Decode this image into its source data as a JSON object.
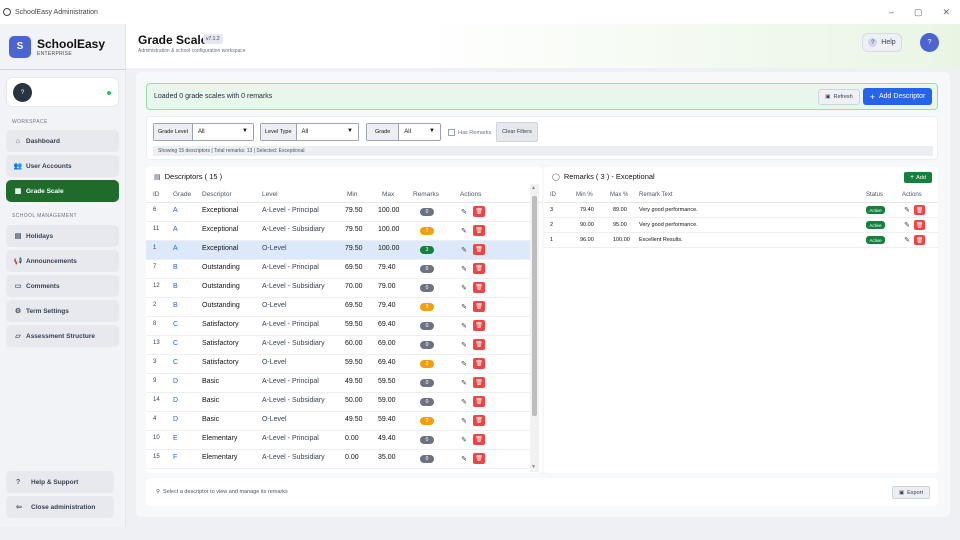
{
  "window": {
    "title": "SchoolEasy Administration",
    "controls": [
      "–",
      "▢",
      "✕"
    ]
  },
  "brand": {
    "logo_letter": "S",
    "name": "SchoolEasy",
    "sub": "ENTERPRISE"
  },
  "user": {
    "avatar": "?"
  },
  "sidebar": {
    "workspace_label": "WORKSPACE",
    "workspace_items": [
      {
        "label": "Dashboard",
        "icon": "home-icon"
      },
      {
        "label": "User Accounts",
        "icon": "users-icon"
      },
      {
        "label": "Grade Scale",
        "icon": "grid-icon",
        "active": true
      }
    ],
    "management_label": "SCHOOL MANAGEMENT",
    "management_items": [
      {
        "label": "Holidays",
        "icon": "calendar-icon"
      },
      {
        "label": "Announcements",
        "icon": "megaphone-icon"
      },
      {
        "label": "Comments",
        "icon": "comment-icon"
      },
      {
        "label": "Term Settings",
        "icon": "gear-icon"
      },
      {
        "label": "Assessment Structure",
        "icon": "folder-icon"
      }
    ],
    "help_label": "Help & Support",
    "close_label": "Close administration"
  },
  "header": {
    "title": "Grade Scale",
    "version": "v7.1.2",
    "subtitle": "Administration & school configuration workspace",
    "help_label": "Help",
    "avatar": "?"
  },
  "notice": {
    "text": "Loaded 0 grade scales with 0 remarks",
    "refresh_label": "Refresh",
    "add_label": "Add Descriptor"
  },
  "filters": {
    "grade_level_label": "Grade Level",
    "grade_level_value": "All",
    "level_type_label": "Level Type",
    "level_type_value": "All",
    "grade_label": "Grade",
    "grade_value": "All",
    "has_remarks_label": "Has Remarks",
    "clear_label": "Clear Filters",
    "summary": "Showing  15  descriptors  |  Total remarks:  13  |  Selected:  Exceptional"
  },
  "descriptors": {
    "title": "Descriptors ( 15 )",
    "columns": [
      "ID",
      "Grade",
      "Descriptor",
      "Level",
      "Min",
      "Max",
      "Remarks",
      "Actions"
    ],
    "rows": [
      {
        "id": "6",
        "grade": "A",
        "descriptor": "Exceptional",
        "level": "A-Level - Principal",
        "min": "79.50",
        "max": "100.00",
        "remarks": "0",
        "pill": "gray"
      },
      {
        "id": "11",
        "grade": "A",
        "descriptor": "Exceptional",
        "level": "A-Level - Subsidiary",
        "min": "79.50",
        "max": "100.00",
        "remarks": "1",
        "pill": "amber"
      },
      {
        "id": "1",
        "grade": "A",
        "descriptor": "Exceptional",
        "level": "O-Level",
        "min": "79.50",
        "max": "100.00",
        "remarks": "3",
        "pill": "green",
        "selected": true
      },
      {
        "id": "7",
        "grade": "B",
        "descriptor": "Outstanding",
        "level": "A-Level - Principal",
        "min": "69.50",
        "max": "79.40",
        "remarks": "0",
        "pill": "gray"
      },
      {
        "id": "12",
        "grade": "B",
        "descriptor": "Outstanding",
        "level": "A-Level - Subsidiary",
        "min": "70.00",
        "max": "79.00",
        "remarks": "0",
        "pill": "gray"
      },
      {
        "id": "2",
        "grade": "B",
        "descriptor": "Outstanding",
        "level": "O-Level",
        "min": "69.50",
        "max": "79.40",
        "remarks": "3",
        "pill": "amber"
      },
      {
        "id": "8",
        "grade": "C",
        "descriptor": "Satisfactory",
        "level": "A-Level - Principal",
        "min": "59.50",
        "max": "69.40",
        "remarks": "0",
        "pill": "gray"
      },
      {
        "id": "13",
        "grade": "C",
        "descriptor": "Satisfactory",
        "level": "A-Level - Subsidiary",
        "min": "60.00",
        "max": "69.00",
        "remarks": "0",
        "pill": "gray"
      },
      {
        "id": "3",
        "grade": "C",
        "descriptor": "Satisfactory",
        "level": "O-Level",
        "min": "59.50",
        "max": "69.40",
        "remarks": "2",
        "pill": "amber"
      },
      {
        "id": "9",
        "grade": "D",
        "descriptor": "Basic",
        "level": "A-Level - Principal",
        "min": "49.50",
        "max": "59.50",
        "remarks": "0",
        "pill": "gray"
      },
      {
        "id": "14",
        "grade": "D",
        "descriptor": "Basic",
        "level": "A-Level - Subsidiary",
        "min": "50.00",
        "max": "59.00",
        "remarks": "0",
        "pill": "gray"
      },
      {
        "id": "4",
        "grade": "D",
        "descriptor": "Basic",
        "level": "O-Level",
        "min": "49.50",
        "max": "59.40",
        "remarks": "2",
        "pill": "amber"
      },
      {
        "id": "10",
        "grade": "E",
        "descriptor": "Elementary",
        "level": "A-Level - Principal",
        "min": "0.00",
        "max": "49.40",
        "remarks": "0",
        "pill": "gray"
      },
      {
        "id": "15",
        "grade": "F",
        "descriptor": "Elementary",
        "level": "A-Level - Subsidiary",
        "min": "0.00",
        "max": "35.00",
        "remarks": "0",
        "pill": "gray"
      }
    ]
  },
  "remarks": {
    "title": "Remarks ( 3 )  -  Exceptional",
    "add_label": "Add",
    "columns": [
      "ID",
      "Min %",
      "Max %",
      "Remark Text",
      "Status",
      "Actions"
    ],
    "rows": [
      {
        "id": "3",
        "min": "79.40",
        "max": "89.00",
        "text": "Very good performance.",
        "status": "Active"
      },
      {
        "id": "2",
        "min": "90.00",
        "max": "95.00",
        "text": "Very good performance.",
        "status": "Active"
      },
      {
        "id": "1",
        "min": "96.00",
        "max": "100.00",
        "text": "Excellent Results.",
        "status": "Active"
      }
    ]
  },
  "footer": {
    "hint": "Select a descriptor to view and manage its remarks",
    "export_label": "Export"
  }
}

▸ Exercise task:
Produce an exact copy of each line of data, skipping embedded images.

▸ Answer to the exercise:
Decode this image into its source data as a JSON object.
{
  "window": {
    "title": "SchoolEasy Administration",
    "controls": [
      "–",
      "▢",
      "✕"
    ]
  },
  "brand": {
    "logo_letter": "S",
    "name": "SchoolEasy",
    "sub": "ENTERPRISE"
  },
  "user": {
    "avatar": "?"
  },
  "sidebar": {
    "workspace_label": "WORKSPACE",
    "workspace_items": [
      {
        "label": "Dashboard",
        "icon": "home-icon"
      },
      {
        "label": "User Accounts",
        "icon": "users-icon"
      },
      {
        "label": "Grade Scale",
        "icon": "grid-icon",
        "active": true
      }
    ],
    "management_label": "SCHOOL MANAGEMENT",
    "management_items": [
      {
        "label": "Holidays",
        "icon": "calendar-icon"
      },
      {
        "label": "Announcements",
        "icon": "megaphone-icon"
      },
      {
        "label": "Comments",
        "icon": "comment-icon"
      },
      {
        "label": "Term Settings",
        "icon": "gear-icon"
      },
      {
        "label": "Assessment Structure",
        "icon": "folder-icon"
      }
    ],
    "help_label": "Help & Support",
    "close_label": "Close administration"
  },
  "header": {
    "title": "Grade Scale",
    "version": "v7.1.2",
    "subtitle": "Administration & school configuration workspace",
    "help_label": "Help",
    "avatar": "?"
  },
  "notice": {
    "text": "Loaded 0 grade scales with 0 remarks",
    "refresh_label": "Refresh",
    "add_label": "Add Descriptor"
  },
  "filters": {
    "grade_level_label": "Grade Level",
    "grade_level_value": "All",
    "level_type_label": "Level Type",
    "level_type_value": "All",
    "grade_label": "Grade",
    "grade_value": "All",
    "has_remarks_label": "Has Remarks",
    "clear_label": "Clear Filters",
    "summary": "Showing  15  descriptors  |  Total remarks:  13  |  Selected:  Exceptional"
  },
  "descriptors": {
    "title": "Descriptors ( 15 )",
    "columns": [
      "ID",
      "Grade",
      "Descriptor",
      "Level",
      "Min",
      "Max",
      "Remarks",
      "Actions"
    ],
    "rows": [
      {
        "id": "6",
        "grade": "A",
        "descriptor": "Exceptional",
        "level": "A-Level - Principal",
        "min": "79.50",
        "max": "100.00",
        "remarks": "0",
        "pill": "gray"
      },
      {
        "id": "11",
        "grade": "A",
        "descriptor": "Exceptional",
        "level": "A-Level - Subsidiary",
        "min": "79.50",
        "max": "100.00",
        "remarks": "1",
        "pill": "amber"
      },
      {
        "id": "1",
        "grade": "A",
        "descriptor": "Exceptional",
        "level": "O-Level",
        "min": "79.50",
        "max": "100.00",
        "remarks": "3",
        "pill": "green",
        "selected": true
      },
      {
        "id": "7",
        "grade": "B",
        "descriptor": "Outstanding",
        "level": "A-Level - Principal",
        "min": "69.50",
        "max": "79.40",
        "remarks": "0",
        "pill": "gray"
      },
      {
        "id": "12",
        "grade": "B",
        "descriptor": "Outstanding",
        "level": "A-Level - Subsidiary",
        "min": "70.00",
        "max": "79.00",
        "remarks": "0",
        "pill": "gray"
      },
      {
        "id": "2",
        "grade": "B",
        "descriptor": "Outstanding",
        "level": "O-Level",
        "min": "69.50",
        "max": "79.40",
        "remarks": "3",
        "pill": "amber"
      },
      {
        "id": "8",
        "grade": "C",
        "descriptor": "Satisfactory",
        "level": "A-Level - Principal",
        "min": "59.50",
        "max": "69.40",
        "remarks": "0",
        "pill": "gray"
      },
      {
        "id": "13",
        "grade": "C",
        "descriptor": "Satisfactory",
        "level": "A-Level - Subsidiary",
        "min": "60.00",
        "max": "69.00",
        "remarks": "0",
        "pill": "gray"
      },
      {
        "id": "3",
        "grade": "C",
        "descriptor": "Satisfactory",
        "level": "O-Level",
        "min": "59.50",
        "max": "69.40",
        "remarks": "2",
        "pill": "amber"
      },
      {
        "id": "9",
        "grade": "D",
        "descriptor": "Basic",
        "level": "A-Level - Principal",
        "min": "49.50",
        "max": "59.50",
        "remarks": "0",
        "pill": "gray"
      },
      {
        "id": "14",
        "grade": "D",
        "descriptor": "Basic",
        "level": "A-Level - Subsidiary",
        "min": "50.00",
        "max": "59.00",
        "remarks": "0",
        "pill": "gray"
      },
      {
        "id": "4",
        "grade": "D",
        "descriptor": "Basic",
        "level": "O-Level",
        "min": "49.50",
        "max": "59.40",
        "remarks": "2",
        "pill": "amber"
      },
      {
        "id": "10",
        "grade": "E",
        "descriptor": "Elementary",
        "level": "A-Level - Principal",
        "min": "0.00",
        "max": "49.40",
        "remarks": "0",
        "pill": "gray"
      },
      {
        "id": "15",
        "grade": "F",
        "descriptor": "Elementary",
        "level": "A-Level - Subsidiary",
        "min": "0.00",
        "max": "35.00",
        "remarks": "0",
        "pill": "gray"
      }
    ]
  },
  "remarks": {
    "title": "Remarks ( 3 )  -  Exceptional",
    "add_label": "Add",
    "columns": [
      "ID",
      "Min %",
      "Max %",
      "Remark Text",
      "Status",
      "Actions"
    ],
    "rows": [
      {
        "id": "3",
        "min": "79.40",
        "max": "89.00",
        "text": "Very good performance.",
        "status": "Active"
      },
      {
        "id": "2",
        "min": "90.00",
        "max": "95.00",
        "text": "Very good performance.",
        "status": "Active"
      },
      {
        "id": "1",
        "min": "96.00",
        "max": "100.00",
        "text": "Excellent Results.",
        "status": "Active"
      }
    ]
  },
  "footer": {
    "hint": "Select a descriptor to view and manage its remarks",
    "export_label": "Export"
  }
}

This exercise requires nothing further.